Your goal: Show all lines holding "movement".

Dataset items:
»»

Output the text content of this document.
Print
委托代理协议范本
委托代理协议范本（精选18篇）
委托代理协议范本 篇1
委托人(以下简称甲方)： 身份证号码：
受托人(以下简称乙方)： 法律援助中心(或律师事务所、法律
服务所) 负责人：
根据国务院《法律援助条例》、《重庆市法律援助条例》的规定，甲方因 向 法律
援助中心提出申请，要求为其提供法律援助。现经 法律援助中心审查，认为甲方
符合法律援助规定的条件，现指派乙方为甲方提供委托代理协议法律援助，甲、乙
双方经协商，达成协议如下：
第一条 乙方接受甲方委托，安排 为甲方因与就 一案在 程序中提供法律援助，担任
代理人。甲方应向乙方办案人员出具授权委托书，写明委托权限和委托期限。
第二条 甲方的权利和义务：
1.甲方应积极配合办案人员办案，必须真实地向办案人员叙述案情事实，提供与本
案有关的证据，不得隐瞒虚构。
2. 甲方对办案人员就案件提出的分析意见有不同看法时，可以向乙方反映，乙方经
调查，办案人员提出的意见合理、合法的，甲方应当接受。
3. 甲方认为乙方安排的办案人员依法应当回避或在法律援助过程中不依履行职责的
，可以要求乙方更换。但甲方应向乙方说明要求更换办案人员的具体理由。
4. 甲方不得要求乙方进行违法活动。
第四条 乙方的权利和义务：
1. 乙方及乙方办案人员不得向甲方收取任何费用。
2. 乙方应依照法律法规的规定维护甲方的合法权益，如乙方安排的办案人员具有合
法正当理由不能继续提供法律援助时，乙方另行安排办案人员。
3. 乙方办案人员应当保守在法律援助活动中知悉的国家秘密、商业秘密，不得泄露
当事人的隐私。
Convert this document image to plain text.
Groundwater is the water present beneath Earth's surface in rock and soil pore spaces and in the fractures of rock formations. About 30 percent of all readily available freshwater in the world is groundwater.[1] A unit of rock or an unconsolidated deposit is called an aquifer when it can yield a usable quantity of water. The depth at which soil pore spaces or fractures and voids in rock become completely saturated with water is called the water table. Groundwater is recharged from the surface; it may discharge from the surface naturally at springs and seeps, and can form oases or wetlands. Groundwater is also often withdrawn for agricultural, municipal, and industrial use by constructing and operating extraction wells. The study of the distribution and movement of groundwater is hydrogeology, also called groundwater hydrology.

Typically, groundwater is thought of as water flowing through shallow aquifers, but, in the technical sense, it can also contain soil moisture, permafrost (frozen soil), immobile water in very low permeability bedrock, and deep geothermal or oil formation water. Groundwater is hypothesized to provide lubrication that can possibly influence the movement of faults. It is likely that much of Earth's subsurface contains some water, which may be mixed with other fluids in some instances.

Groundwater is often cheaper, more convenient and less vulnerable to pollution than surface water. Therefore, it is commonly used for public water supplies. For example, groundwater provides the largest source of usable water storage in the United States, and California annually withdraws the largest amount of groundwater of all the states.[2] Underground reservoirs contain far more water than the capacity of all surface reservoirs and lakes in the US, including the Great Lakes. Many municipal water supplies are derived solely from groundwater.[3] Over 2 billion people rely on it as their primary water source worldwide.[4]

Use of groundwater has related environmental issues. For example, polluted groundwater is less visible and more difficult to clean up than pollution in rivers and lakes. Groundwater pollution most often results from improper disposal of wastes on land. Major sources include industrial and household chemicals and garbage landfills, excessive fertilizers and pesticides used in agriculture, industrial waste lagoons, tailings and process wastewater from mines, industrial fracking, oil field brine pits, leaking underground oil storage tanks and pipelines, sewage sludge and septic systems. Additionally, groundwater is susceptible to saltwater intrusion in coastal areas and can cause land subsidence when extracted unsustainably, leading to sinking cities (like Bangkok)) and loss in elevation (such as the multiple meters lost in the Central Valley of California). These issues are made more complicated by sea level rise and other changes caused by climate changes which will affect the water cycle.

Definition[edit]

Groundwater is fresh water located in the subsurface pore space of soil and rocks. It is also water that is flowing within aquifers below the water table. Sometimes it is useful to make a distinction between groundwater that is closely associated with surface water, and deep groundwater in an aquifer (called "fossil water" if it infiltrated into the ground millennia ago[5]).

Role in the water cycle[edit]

««
»»

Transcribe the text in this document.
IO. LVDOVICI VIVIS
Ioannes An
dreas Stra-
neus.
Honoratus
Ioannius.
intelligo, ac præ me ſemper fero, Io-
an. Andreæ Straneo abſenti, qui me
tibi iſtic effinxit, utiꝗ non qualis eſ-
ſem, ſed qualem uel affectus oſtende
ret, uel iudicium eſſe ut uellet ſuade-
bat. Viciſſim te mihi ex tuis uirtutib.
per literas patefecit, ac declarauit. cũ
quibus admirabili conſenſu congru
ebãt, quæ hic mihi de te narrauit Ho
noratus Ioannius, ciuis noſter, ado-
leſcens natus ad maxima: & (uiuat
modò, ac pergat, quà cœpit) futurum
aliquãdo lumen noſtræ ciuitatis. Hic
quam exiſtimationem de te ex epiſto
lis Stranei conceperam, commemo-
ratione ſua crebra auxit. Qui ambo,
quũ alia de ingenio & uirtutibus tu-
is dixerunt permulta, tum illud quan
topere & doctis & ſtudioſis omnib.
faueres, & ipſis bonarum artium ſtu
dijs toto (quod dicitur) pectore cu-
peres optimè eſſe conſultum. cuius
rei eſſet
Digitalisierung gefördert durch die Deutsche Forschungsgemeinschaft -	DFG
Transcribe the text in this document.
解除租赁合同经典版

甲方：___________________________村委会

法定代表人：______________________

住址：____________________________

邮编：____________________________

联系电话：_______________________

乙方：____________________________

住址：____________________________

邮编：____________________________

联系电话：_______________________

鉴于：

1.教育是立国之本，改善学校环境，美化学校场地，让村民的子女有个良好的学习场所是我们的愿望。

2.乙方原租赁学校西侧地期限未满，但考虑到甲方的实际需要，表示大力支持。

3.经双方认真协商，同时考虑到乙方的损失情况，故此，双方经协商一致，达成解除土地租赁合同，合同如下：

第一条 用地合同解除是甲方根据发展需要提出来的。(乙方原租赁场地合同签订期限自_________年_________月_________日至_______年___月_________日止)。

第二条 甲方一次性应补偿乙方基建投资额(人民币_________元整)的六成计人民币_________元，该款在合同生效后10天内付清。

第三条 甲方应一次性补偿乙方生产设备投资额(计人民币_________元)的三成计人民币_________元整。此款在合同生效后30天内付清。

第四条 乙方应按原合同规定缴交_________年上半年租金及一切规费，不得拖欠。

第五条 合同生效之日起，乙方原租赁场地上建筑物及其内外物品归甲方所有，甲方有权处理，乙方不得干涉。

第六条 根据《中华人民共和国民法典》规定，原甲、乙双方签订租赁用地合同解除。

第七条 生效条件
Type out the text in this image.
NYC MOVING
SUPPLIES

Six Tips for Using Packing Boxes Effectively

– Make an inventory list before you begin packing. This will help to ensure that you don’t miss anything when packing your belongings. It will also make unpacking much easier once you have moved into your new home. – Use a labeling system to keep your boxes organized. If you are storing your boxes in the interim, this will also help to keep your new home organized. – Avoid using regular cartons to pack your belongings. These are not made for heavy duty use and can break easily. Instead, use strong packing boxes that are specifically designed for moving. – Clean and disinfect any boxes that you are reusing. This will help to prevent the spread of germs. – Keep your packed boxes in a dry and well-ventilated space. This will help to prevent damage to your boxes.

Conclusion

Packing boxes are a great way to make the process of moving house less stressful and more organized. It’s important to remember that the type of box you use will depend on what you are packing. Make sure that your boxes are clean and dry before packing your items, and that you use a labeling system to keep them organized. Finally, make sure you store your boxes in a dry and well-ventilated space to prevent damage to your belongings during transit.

««
»»

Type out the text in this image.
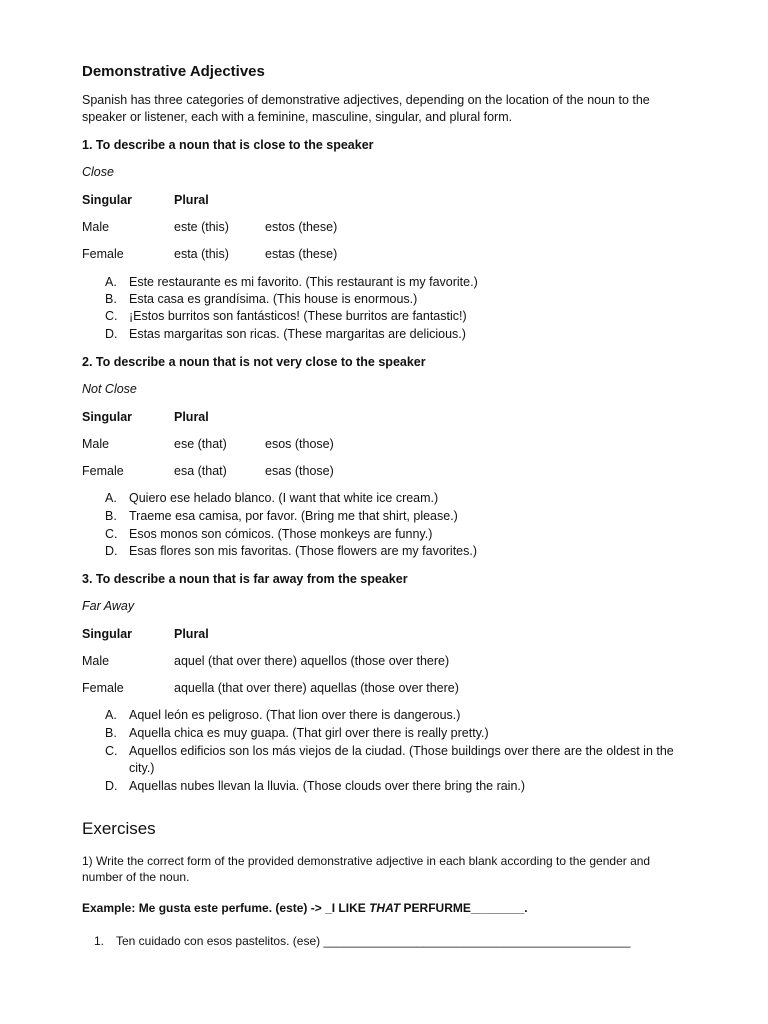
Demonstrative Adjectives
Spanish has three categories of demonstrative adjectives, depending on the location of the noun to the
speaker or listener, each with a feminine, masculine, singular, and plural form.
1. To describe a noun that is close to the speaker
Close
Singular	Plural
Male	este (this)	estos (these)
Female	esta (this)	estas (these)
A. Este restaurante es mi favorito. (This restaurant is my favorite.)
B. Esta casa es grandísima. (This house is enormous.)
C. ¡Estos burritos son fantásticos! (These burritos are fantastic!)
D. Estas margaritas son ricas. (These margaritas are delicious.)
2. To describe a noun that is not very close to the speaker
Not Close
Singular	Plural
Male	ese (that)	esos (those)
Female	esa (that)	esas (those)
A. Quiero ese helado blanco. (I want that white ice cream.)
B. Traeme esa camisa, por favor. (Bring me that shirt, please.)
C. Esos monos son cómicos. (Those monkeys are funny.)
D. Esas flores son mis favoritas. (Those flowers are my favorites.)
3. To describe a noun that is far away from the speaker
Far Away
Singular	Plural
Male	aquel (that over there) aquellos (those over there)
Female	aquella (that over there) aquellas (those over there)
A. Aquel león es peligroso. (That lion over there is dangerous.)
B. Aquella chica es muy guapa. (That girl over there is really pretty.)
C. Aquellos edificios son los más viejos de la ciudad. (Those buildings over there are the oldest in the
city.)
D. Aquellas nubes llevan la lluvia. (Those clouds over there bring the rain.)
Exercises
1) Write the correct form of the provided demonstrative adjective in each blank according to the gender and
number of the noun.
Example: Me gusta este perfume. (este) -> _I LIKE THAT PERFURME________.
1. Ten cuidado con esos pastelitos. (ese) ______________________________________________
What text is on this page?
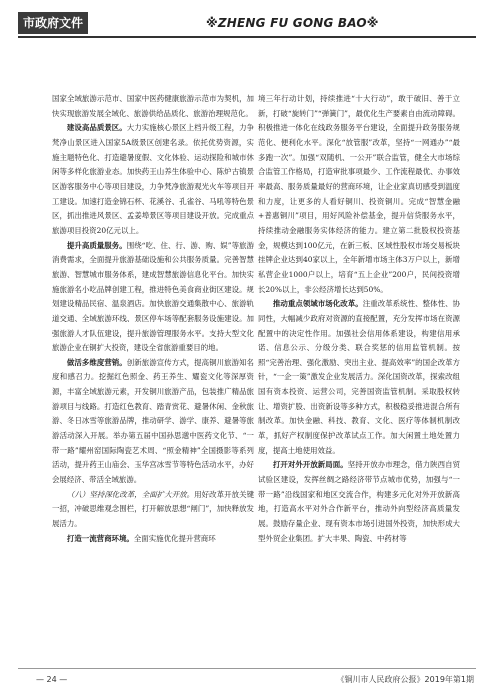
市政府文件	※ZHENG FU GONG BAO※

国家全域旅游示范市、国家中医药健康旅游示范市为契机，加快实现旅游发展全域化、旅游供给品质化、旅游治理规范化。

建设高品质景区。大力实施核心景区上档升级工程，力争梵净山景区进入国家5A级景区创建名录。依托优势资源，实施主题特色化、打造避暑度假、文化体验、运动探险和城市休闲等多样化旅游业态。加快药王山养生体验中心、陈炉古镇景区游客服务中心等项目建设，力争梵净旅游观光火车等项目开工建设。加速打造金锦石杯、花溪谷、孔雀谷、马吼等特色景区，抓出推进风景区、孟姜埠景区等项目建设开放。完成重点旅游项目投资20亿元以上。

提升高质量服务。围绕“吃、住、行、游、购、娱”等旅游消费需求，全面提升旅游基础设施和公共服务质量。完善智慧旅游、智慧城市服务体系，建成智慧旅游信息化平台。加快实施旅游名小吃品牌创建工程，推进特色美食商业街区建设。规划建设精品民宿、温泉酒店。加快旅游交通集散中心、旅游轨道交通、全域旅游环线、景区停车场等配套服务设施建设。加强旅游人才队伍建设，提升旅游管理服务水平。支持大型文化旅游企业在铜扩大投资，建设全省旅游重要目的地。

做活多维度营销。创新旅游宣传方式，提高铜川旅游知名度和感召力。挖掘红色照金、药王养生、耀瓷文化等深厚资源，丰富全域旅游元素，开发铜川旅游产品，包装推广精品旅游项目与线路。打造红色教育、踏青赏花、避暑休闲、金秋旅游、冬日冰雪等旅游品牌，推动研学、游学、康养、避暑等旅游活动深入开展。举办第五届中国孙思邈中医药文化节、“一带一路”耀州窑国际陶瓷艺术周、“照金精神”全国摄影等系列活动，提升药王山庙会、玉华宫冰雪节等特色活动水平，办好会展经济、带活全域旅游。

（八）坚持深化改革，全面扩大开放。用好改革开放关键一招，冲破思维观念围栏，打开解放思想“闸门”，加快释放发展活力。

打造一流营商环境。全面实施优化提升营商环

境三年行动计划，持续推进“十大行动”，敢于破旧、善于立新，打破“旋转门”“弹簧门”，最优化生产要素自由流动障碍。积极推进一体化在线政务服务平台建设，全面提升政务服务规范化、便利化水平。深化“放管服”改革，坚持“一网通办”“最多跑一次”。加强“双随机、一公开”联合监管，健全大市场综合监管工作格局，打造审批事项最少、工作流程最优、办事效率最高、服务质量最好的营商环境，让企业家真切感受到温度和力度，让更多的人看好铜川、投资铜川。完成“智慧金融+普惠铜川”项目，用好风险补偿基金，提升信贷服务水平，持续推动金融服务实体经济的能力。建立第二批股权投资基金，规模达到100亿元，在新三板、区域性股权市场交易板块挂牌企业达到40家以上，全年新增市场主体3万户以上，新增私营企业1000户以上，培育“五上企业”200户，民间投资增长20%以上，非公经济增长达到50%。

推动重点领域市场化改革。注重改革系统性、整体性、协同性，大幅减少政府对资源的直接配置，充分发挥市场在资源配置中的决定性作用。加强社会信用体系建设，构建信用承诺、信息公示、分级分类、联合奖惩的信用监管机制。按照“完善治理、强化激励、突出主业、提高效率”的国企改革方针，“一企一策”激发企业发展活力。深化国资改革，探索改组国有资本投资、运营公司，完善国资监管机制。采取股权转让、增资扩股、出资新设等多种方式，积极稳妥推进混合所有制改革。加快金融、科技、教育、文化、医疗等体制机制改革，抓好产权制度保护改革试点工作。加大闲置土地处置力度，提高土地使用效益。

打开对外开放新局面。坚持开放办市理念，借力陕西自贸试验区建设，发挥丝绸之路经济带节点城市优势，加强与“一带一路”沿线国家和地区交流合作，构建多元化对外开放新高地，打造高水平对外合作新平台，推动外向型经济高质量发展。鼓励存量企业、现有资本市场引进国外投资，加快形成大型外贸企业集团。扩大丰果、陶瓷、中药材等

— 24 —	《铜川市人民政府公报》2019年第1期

««

Written answer:
Groundwater is the water present beneath Earth's surface in rock and soil pore spaces and in the fractures of rock formations. About 30 percent of all readily available freshwater in the world is groundwater.[1] A unit of rock or an unconsolidated deposit is called an aquifer when it can yield a usable quantity of water. The depth at which soil pore spaces or fractures and voids in rock become completely saturated with water is called the water table. Groundwater is recharged from the surface; it may discharge from the surface naturally at springs and seeps, and can form oases or wetlands. Groundwater is also often withdrawn for agricultural, municipal, and industrial use by constructing and operating extraction wells. The study of the distribution and movement of groundwater is hydrogeology, also called groundwater hydrology.
Typically, groundwater is thought of as water flowing through shallow aquifers, but, in the technical sense, it can also contain soil moisture, permafrost (frozen soil), immobile water in very low permeability bedrock, and deep geothermal or oil formation water. Groundwater is hypothesized to provide lubrication that can possibly influence the movement of faults. It is likely that much of Earth's subsurface contains some water, which may be mixed with other fluids in some instances.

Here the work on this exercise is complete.